Data entries
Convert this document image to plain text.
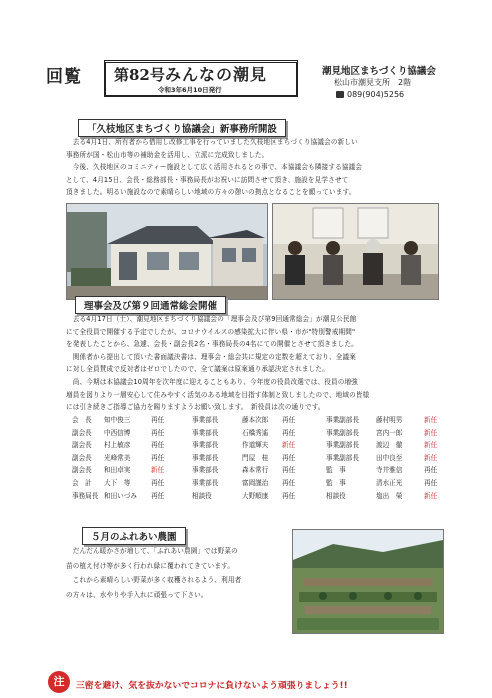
回覧 第82号 みんなの潮見
令和3年6月10日発行
潮見地区まちづくり協議会
松山市潮見支所　2階
089(904)5256
「久枝地区まちづくり協議会」新事務所開設
　去る4月1日、所有者から借用し改修工事を行っていました久枝地区まちづくり協議会の新しい
事務所が国・松山市等の補助金を活用し、立派に完成致しました。
　今後、久枝地区のコミニティー施設として広く活用されるとの事で、本協議会も隣接する協議会
として、4月15日、会長・総務部長・事務局長がお祝いに訪問させて頂き、施設を見学させて
頂きました。明るい施設なので素晴らしい地域の方々の憩いの拠点となることを願っています。
理事会及び第９回通常総会開催
　去る4月17日（土）、潮見地区まちづくり協議会の「理事会及び第9回通常総会」が潮見公民館
にて全役員で開催する予定でしたが、コロナウイルスの感染拡大に伴い県・市が"特別警戒期間"
を発表したことから、急遽、会長・副会長2名・事務局長の4名にての開催とさせて頂きました。
　関係者から提出して頂いた書面議決書は、理事会・総会共に規定の定数を超えており、全議案
に対し全員賛成で反対者はゼロでしたので、全て議案は原案通り承認決定されました。
　尚、今期は本協議会10周年を次年度に迎えることもあり、今年度の役員改選では、役員の増強
増員を図りより一層安心して住みやすく活気のある地域を目指す体制と致しましたので、地域の皆様
には引き続きご指導ご協力を賜りますようお願い致します。　新役員は次の通りです。
会　長 知中俊三	再任	事業部長	藤本次郎 再任	事業副部長	藤村明男	新任
副会長 中西信博	再任	事業部長	石橋秀遙 再任	事業副部長	宮内一郎	新任
副会長 村上敏彦	再任	事業部長	作道輝夫 新任	事業副部長	渡辺　徹	新任
副会長 光峰常美	再任	事業部長	門屋　桂 再任	事業副部長	田中良至	新任
副会長 和田卓実	新任	事業部長	森本常行 再任	監　事	寺井雅信	再任
会　計 大下　等	再任	事業部長	富岡謹治 再任	監　事	清水正光	再任
事務局長 和田いづみ 再任	相談役	大野順康 再任	相談役	塩出　榮	新任
５月のふれあい農園
　だんだん暖かさが増して、「ふれあい農園」では野菜の
苗の植え付け等が多く行われ緑に覆われてきています。
　これから素晴らしい野菜が多く収穫されるよう、利用者
の方々は、水やりや手入れに頑張って下さい。
注	三密を避け、気を抜かないでコロナに負けないよう頑張りましょう!!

> **REQUIREMENT**:
Except for the pictures, copy the material above exactly.

> **WRITTEN ANSWER**:
Convert this document image to plain text.
回覧 第82号 みんなの潮見
令和3年6月10日発行
潮見地区まちづくり協議会
松山市潮見支所　2階
089(904)5256
「久枝地区まちづくり協議会」新事務所開設
　去る4月1日、所有者から借用し改修工事を行っていました久枝地区まちづくり協議会の新しい
事務所が国・松山市等の補助金を活用し、立派に完成致しました。
　今後、久枝地区のコミニティー施設として広く活用されるとの事で、本協議会も隣接する協議会
として、4月15日、会長・総務部長・事務局長がお祝いに訪問させて頂き、施設を見学させて
頂きました。明るい施設なので素晴らしい地域の方々の憩いの拠点となることを願っています。
理事会及び第９回通常総会開催
　去る4月17日（土）、潮見地区まちづくり協議会の「理事会及び第9回通常総会」が潮見公民館
にて全役員で開催する予定でしたが、コロナウイルスの感染拡大に伴い県・市が"特別警戒期間"
を発表したことから、急遽、会長・副会長2名・事務局長の4名にての開催とさせて頂きました。
　関係者から提出して頂いた書面議決書は、理事会・総会共に規定の定数を超えており、全議案
に対し全員賛成で反対者はゼロでしたので、全て議案は原案通り承認決定されました。
　尚、今期は本協議会10周年を次年度に迎えることもあり、今年度の役員改選では、役員の増強
増員を図りより一層安心して住みやすく活気のある地域を目指す体制と致しましたので、地域の皆様
には引き続きご指導ご協力を賜りますようお願い致します。　新役員は次の通りです。
会　長 知中俊三	再任	事業部長	藤本次郎 再任	事業副部長	藤村明男	新任
副会長 中西信博	再任	事業部長	石橋秀遙 再任	事業副部長	宮内一郎	新任
副会長 村上敏彦	再任	事業部長	作道輝夫 新任	事業副部長	渡辺　徹	新任
副会長 光峰常美	再任	事業部長	門屋　桂 再任	事業副部長	田中良至	新任
副会長 和田卓実	新任	事業部長	森本常行 再任	監　事	寺井雅信	再任
会　計 大下　等	再任	事業部長	富岡謹治 再任	監　事	清水正光	再任
事務局長 和田いづみ 再任	相談役	大野順康 再任	相談役	塩出　榮	新任
５月のふれあい農園
　だんだん暖かさが増して、「ふれあい農園」では野菜の
苗の植え付け等が多く行われ緑に覆われてきています。
　これから素晴らしい野菜が多く収穫されるよう、利用者
の方々は、水やりや手入れに頑張って下さい。
注	三密を避け、気を抜かないでコロナに負けないよう頑張りましょう!!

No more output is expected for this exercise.